[start]

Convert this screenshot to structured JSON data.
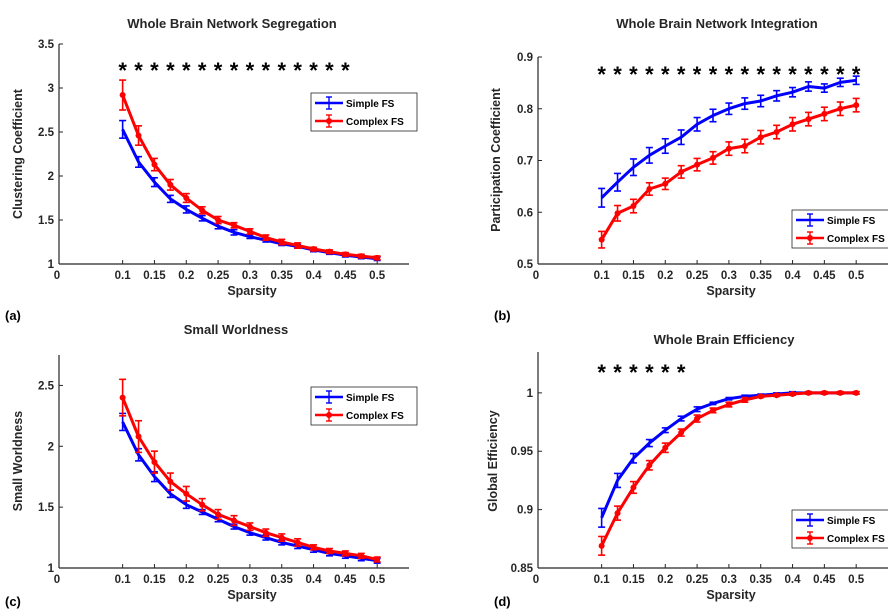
{
  "chart_data": [
    {
      "type": "line",
      "panel_label": "(a)",
      "title": "Whole Brain Network Segregation",
      "xlabel": "Sparsity",
      "ylabel": "Clustering Coefficient",
      "xlim": [
        0,
        0.55
      ],
      "ylim": [
        1,
        3.5
      ],
      "x_ticks": [
        0,
        0.1,
        0.15,
        0.2,
        0.25,
        0.3,
        0.35,
        0.4,
        0.45,
        0.5
      ],
      "x_tick_labels": [
        "0",
        "0.1",
        "0.15",
        "0.2",
        "0.25",
        "0.3",
        "0.35",
        "0.4",
        "0.45",
        "0.5"
      ],
      "y_ticks": [
        1,
        1.5,
        2,
        2.5,
        3,
        3.5
      ],
      "y_tick_labels": [
        "1",
        "1.5",
        "2",
        "2.5",
        "3",
        "3.5"
      ],
      "x": [
        0.1,
        0.125,
        0.15,
        0.175,
        0.2,
        0.225,
        0.25,
        0.275,
        0.3,
        0.325,
        0.35,
        0.375,
        0.4,
        0.425,
        0.45,
        0.475,
        0.5
      ],
      "series": [
        {
          "name": "Simple FS",
          "color": "#0000ff",
          "values": [
            2.53,
            2.16,
            1.93,
            1.74,
            1.62,
            1.52,
            1.43,
            1.36,
            1.31,
            1.27,
            1.23,
            1.2,
            1.16,
            1.13,
            1.1,
            1.08,
            1.06
          ],
          "errors": [
            0.1,
            0.06,
            0.05,
            0.04,
            0.04,
            0.03,
            0.03,
            0.03,
            0.02,
            0.02,
            0.02,
            0.02,
            0.02,
            0.02,
            0.02,
            0.02,
            0.02
          ]
        },
        {
          "name": "Complex FS",
          "color": "#ff0000",
          "values": [
            2.92,
            2.46,
            2.13,
            1.9,
            1.75,
            1.61,
            1.5,
            1.44,
            1.37,
            1.3,
            1.25,
            1.21,
            1.17,
            1.14,
            1.11,
            1.09,
            1.07
          ],
          "errors": [
            0.17,
            0.11,
            0.07,
            0.06,
            0.05,
            0.04,
            0.04,
            0.03,
            0.03,
            0.03,
            0.03,
            0.03,
            0.02,
            0.02,
            0.02,
            0.02,
            0.02
          ]
        }
      ],
      "significance_marker": "*",
      "significant_x": [
        0.1,
        0.125,
        0.15,
        0.175,
        0.2,
        0.225,
        0.25,
        0.275,
        0.3,
        0.325,
        0.35,
        0.375,
        0.4,
        0.425,
        0.45
      ],
      "legend_position": "right",
      "grid": false
    },
    {
      "type": "line",
      "panel_label": "(b)",
      "title": "Whole Brain Network Integration",
      "xlabel": "Sparsity",
      "ylabel": "Participation Coefficient",
      "xlim": [
        0,
        0.55
      ],
      "ylim": [
        0.5,
        0.9
      ],
      "x_ticks": [
        0,
        0.1,
        0.15,
        0.2,
        0.25,
        0.3,
        0.35,
        0.4,
        0.45,
        0.5
      ],
      "x_tick_labels": [
        "0",
        "0.1",
        "0.15",
        "0.2",
        "0.25",
        "0.3",
        "0.35",
        "0.4",
        "0.45",
        "0.5"
      ],
      "y_ticks": [
        0.5,
        0.6,
        0.7,
        0.8,
        0.9
      ],
      "y_tick_labels": [
        "0.5",
        "0.6",
        "0.7",
        "0.8",
        "0.9"
      ],
      "x": [
        0.1,
        0.125,
        0.15,
        0.175,
        0.2,
        0.225,
        0.25,
        0.275,
        0.3,
        0.325,
        0.35,
        0.375,
        0.4,
        0.425,
        0.45,
        0.475,
        0.5
      ],
      "series": [
        {
          "name": "Simple FS",
          "color": "#0000ff",
          "values": [
            0.628,
            0.658,
            0.687,
            0.71,
            0.728,
            0.745,
            0.77,
            0.787,
            0.8,
            0.81,
            0.815,
            0.825,
            0.832,
            0.843,
            0.84,
            0.851,
            0.855
          ],
          "errors": [
            0.018,
            0.017,
            0.016,
            0.015,
            0.014,
            0.014,
            0.013,
            0.012,
            0.011,
            0.011,
            0.011,
            0.01,
            0.009,
            0.009,
            0.008,
            0.008,
            0.008
          ]
        },
        {
          "name": "Complex FS",
          "color": "#ff0000",
          "values": [
            0.547,
            0.598,
            0.612,
            0.645,
            0.655,
            0.678,
            0.692,
            0.705,
            0.723,
            0.728,
            0.745,
            0.755,
            0.77,
            0.78,
            0.79,
            0.8,
            0.807
          ],
          "errors": [
            0.016,
            0.015,
            0.013,
            0.012,
            0.011,
            0.012,
            0.012,
            0.012,
            0.013,
            0.013,
            0.013,
            0.013,
            0.013,
            0.013,
            0.013,
            0.013,
            0.013
          ]
        }
      ],
      "significance_marker": "*",
      "significant_x": [
        0.1,
        0.125,
        0.15,
        0.175,
        0.2,
        0.225,
        0.25,
        0.275,
        0.3,
        0.325,
        0.35,
        0.375,
        0.4,
        0.425,
        0.45,
        0.475,
        0.5
      ],
      "legend_position": "bottom-right",
      "grid": false
    },
    {
      "type": "line",
      "panel_label": "(c)",
      "title": "Small Worldness",
      "xlabel": "Sparsity",
      "ylabel": "Small Worldness",
      "xlim": [
        0,
        0.55
      ],
      "ylim": [
        1,
        2.75
      ],
      "x_ticks": [
        0,
        0.1,
        0.15,
        0.2,
        0.25,
        0.3,
        0.35,
        0.4,
        0.45,
        0.5
      ],
      "x_tick_labels": [
        "0",
        "0.1",
        "0.15",
        "0.2",
        "0.25",
        "0.3",
        "0.35",
        "0.4",
        "0.45",
        "0.5"
      ],
      "y_ticks": [
        1,
        1.5,
        2,
        2.5
      ],
      "y_tick_labels": [
        "1",
        "1.5",
        "2",
        "2.5"
      ],
      "x": [
        0.1,
        0.125,
        0.15,
        0.175,
        0.2,
        0.225,
        0.25,
        0.275,
        0.3,
        0.325,
        0.35,
        0.375,
        0.4,
        0.425,
        0.45,
        0.475,
        0.5
      ],
      "series": [
        {
          "name": "Simple FS",
          "color": "#0000ff",
          "values": [
            2.2,
            1.93,
            1.75,
            1.61,
            1.52,
            1.46,
            1.4,
            1.34,
            1.29,
            1.25,
            1.21,
            1.18,
            1.15,
            1.12,
            1.1,
            1.08,
            1.06
          ],
          "errors": [
            0.07,
            0.05,
            0.04,
            0.03,
            0.03,
            0.02,
            0.02,
            0.02,
            0.02,
            0.02,
            0.02,
            0.02,
            0.02,
            0.02,
            0.02,
            0.02,
            0.02
          ]
        },
        {
          "name": "Complex FS",
          "color": "#ff0000",
          "values": [
            2.4,
            2.08,
            1.87,
            1.71,
            1.61,
            1.52,
            1.44,
            1.39,
            1.34,
            1.29,
            1.25,
            1.21,
            1.17,
            1.14,
            1.12,
            1.1,
            1.07
          ],
          "errors": [
            0.15,
            0.13,
            0.09,
            0.07,
            0.06,
            0.05,
            0.04,
            0.04,
            0.03,
            0.03,
            0.03,
            0.03,
            0.02,
            0.02,
            0.02,
            0.02,
            0.02
          ]
        }
      ],
      "legend_position": "right",
      "grid": false
    },
    {
      "type": "line",
      "panel_label": "(d)",
      "title": "Whole Brain Efficiency",
      "xlabel": "Sparsity",
      "ylabel": "Global Efficiency",
      "xlim": [
        0,
        0.55
      ],
      "ylim": [
        0.85,
        1.035
      ],
      "x_ticks": [
        0,
        0.1,
        0.15,
        0.2,
        0.25,
        0.3,
        0.35,
        0.4,
        0.45,
        0.5
      ],
      "x_tick_labels": [
        "0",
        "0.1",
        "0.15",
        "0.2",
        "0.25",
        "0.3",
        "0.35",
        "0.4",
        "0.45",
        "0.5"
      ],
      "y_ticks": [
        0.85,
        0.9,
        0.95,
        1
      ],
      "y_tick_labels": [
        "0.85",
        "0.9",
        "0.95",
        "1"
      ],
      "x": [
        0.1,
        0.125,
        0.15,
        0.175,
        0.2,
        0.225,
        0.25,
        0.275,
        0.3,
        0.325,
        0.35,
        0.375,
        0.4,
        0.425,
        0.45,
        0.475,
        0.5
      ],
      "series": [
        {
          "name": "Simple FS",
          "color": "#0000ff",
          "values": [
            0.893,
            0.925,
            0.944,
            0.957,
            0.968,
            0.978,
            0.986,
            0.991,
            0.995,
            0.997,
            0.998,
            0.999,
            1.0,
            1.0,
            1.0,
            1.0,
            1.0
          ],
          "errors": [
            0.008,
            0.006,
            0.004,
            0.003,
            0.002,
            0.002,
            0.002,
            0.001,
            0.001,
            0.001,
            0.001,
            0.001,
            0.001,
            0.001,
            0.001,
            0.001,
            0.001
          ]
        },
        {
          "name": "Complex FS",
          "color": "#ff0000",
          "values": [
            0.869,
            0.897,
            0.919,
            0.938,
            0.953,
            0.966,
            0.978,
            0.985,
            0.99,
            0.994,
            0.997,
            0.998,
            0.999,
            1.0,
            1.0,
            1.0,
            1.0
          ],
          "errors": [
            0.008,
            0.006,
            0.005,
            0.004,
            0.004,
            0.003,
            0.003,
            0.002,
            0.002,
            0.002,
            0.001,
            0.001,
            0.001,
            0.001,
            0.001,
            0.001,
            0.001
          ]
        }
      ],
      "significance_marker": "*",
      "significant_x": [
        0.1,
        0.125,
        0.15,
        0.175,
        0.2,
        0.225
      ],
      "legend_position": "bottom-right",
      "grid": false
    }
  ]
}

[end]

→ **WHAT NEEDS TO BE DONE**
Find the count of lines in the data above where the string "Efficiency" occurs. Provide that number alone.

→ **COMPLETE RESPONSE**
2